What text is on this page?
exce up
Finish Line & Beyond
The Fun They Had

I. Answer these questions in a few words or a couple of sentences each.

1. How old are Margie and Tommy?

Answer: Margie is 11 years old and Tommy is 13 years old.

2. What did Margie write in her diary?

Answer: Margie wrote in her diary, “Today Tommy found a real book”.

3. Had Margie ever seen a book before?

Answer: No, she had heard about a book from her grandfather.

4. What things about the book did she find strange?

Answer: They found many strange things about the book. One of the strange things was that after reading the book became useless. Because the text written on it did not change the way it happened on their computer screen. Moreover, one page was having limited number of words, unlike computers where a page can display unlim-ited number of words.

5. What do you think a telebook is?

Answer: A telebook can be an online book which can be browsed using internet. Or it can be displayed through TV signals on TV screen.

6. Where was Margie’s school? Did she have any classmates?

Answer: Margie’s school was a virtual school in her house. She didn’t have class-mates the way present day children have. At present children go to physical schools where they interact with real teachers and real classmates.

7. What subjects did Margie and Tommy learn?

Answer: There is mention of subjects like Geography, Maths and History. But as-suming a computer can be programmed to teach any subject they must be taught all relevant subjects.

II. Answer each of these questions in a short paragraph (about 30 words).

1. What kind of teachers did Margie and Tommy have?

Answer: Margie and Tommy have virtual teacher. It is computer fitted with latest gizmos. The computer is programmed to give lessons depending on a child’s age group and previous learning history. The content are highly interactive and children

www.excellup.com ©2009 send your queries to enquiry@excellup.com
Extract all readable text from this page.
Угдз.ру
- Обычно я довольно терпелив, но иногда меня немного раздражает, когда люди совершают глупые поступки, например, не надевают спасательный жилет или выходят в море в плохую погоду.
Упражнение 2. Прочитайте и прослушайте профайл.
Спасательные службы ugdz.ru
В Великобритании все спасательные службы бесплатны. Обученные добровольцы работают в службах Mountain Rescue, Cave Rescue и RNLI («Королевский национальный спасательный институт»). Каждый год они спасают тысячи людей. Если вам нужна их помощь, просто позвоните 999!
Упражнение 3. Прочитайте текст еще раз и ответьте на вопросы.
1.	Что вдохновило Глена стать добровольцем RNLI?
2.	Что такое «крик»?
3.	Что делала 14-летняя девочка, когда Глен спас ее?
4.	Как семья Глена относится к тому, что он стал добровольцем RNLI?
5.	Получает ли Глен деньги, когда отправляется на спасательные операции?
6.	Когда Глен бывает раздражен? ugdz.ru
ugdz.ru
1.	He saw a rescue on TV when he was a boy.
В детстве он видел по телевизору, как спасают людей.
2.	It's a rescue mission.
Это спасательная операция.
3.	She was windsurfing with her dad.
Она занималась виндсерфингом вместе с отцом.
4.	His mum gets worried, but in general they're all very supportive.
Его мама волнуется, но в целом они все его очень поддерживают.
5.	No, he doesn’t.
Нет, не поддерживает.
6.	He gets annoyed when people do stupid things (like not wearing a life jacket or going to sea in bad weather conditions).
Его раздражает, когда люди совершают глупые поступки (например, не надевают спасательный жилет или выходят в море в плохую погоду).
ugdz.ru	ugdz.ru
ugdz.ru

→ Exercise task: Every line that holds the word "these" counts once; state the total number of such lines and nothing else.

→ Problem solution: 2